• MATERIAL FOR THIS TASK:
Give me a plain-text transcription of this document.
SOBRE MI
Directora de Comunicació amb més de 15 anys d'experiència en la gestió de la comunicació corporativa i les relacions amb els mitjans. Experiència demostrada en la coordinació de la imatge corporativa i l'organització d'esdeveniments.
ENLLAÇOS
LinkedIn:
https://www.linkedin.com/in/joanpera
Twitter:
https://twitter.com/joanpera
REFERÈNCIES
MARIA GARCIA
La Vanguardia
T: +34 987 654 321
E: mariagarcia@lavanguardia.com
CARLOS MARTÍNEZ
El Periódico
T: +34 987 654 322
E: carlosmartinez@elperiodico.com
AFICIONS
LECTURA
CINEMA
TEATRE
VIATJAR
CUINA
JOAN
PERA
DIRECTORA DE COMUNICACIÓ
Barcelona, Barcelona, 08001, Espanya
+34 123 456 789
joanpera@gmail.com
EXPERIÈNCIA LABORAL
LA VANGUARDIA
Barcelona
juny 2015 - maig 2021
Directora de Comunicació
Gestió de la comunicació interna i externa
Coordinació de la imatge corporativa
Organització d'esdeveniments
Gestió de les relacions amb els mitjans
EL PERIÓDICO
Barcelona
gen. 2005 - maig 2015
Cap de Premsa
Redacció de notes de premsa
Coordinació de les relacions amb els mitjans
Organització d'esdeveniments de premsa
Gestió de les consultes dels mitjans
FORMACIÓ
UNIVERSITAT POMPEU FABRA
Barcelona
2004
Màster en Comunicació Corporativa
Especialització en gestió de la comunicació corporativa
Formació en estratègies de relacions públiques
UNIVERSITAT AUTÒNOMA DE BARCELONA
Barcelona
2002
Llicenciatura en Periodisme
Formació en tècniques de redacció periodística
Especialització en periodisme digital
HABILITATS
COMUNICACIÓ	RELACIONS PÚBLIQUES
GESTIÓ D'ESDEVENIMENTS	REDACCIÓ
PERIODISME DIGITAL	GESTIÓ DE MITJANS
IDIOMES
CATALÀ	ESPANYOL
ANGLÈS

• WHAT THIS TASK INVOLVES: Copy out each record, keeping every word as it is.

• ANSWER BELOW:
Give me a plain-text transcription of this document.
SOBRE MI
Directora de Comunicació amb més de 15 anys d'experiència en la gestió de la comunicació corporativa i les relacions amb els mitjans. Experiència demostrada en la coordinació de la imatge corporativa i l'organització d'esdeveniments.
ENLLAÇOS
LinkedIn:
https://www.linkedin.com/in/joanpera
Twitter:
https://twitter.com/joanpera
REFERÈNCIES
MARIA GARCIA
La Vanguardia
T: +34 987 654 321
E: mariagarcia@lavanguardia.com
CARLOS MARTÍNEZ
El Periódico
T: +34 987 654 322
E: carlosmartinez@elperiodico.com
AFICIONS
LECTURA
CINEMA
TEATRE
VIATJAR
CUINA
JOAN
PERA
DIRECTORA DE COMUNICACIÓ
Barcelona, Barcelona, 08001, Espanya
+34 123 456 789
joanpera@gmail.com
EXPERIÈNCIA LABORAL
LA VANGUARDIA
Barcelona
juny 2015 - maig 2021
Directora de Comunicació
Gestió de la comunicació interna i externa
Coordinació de la imatge corporativa
Organització d'esdeveniments
Gestió de les relacions amb els mitjans
EL PERIÓDICO
Barcelona
gen. 2005 - maig 2015
Cap de Premsa
Redacció de notes de premsa
Coordinació de les relacions amb els mitjans
Organització d'esdeveniments de premsa
Gestió de les consultes dels mitjans
FORMACIÓ
UNIVERSITAT POMPEU FABRA
Barcelona
2004
Màster en Comunicació Corporativa
Especialització en gestió de la comunicació corporativa
Formació en estratègies de relacions públiques
UNIVERSITAT AUTÒNOMA DE BARCELONA
Barcelona
2002
Llicenciatura en Periodisme
Formació en tècniques de redacció periodística
Especialització en periodisme digital
HABILITATS
COMUNICACIÓ	RELACIONS PÚBLIQUES
GESTIÓ D'ESDEVENIMENTS	REDACCIÓ
PERIODISME DIGITAL	GESTIÓ DE MITJANS
IDIOMES
CATALÀ	ESPANYOL
ANGLÈS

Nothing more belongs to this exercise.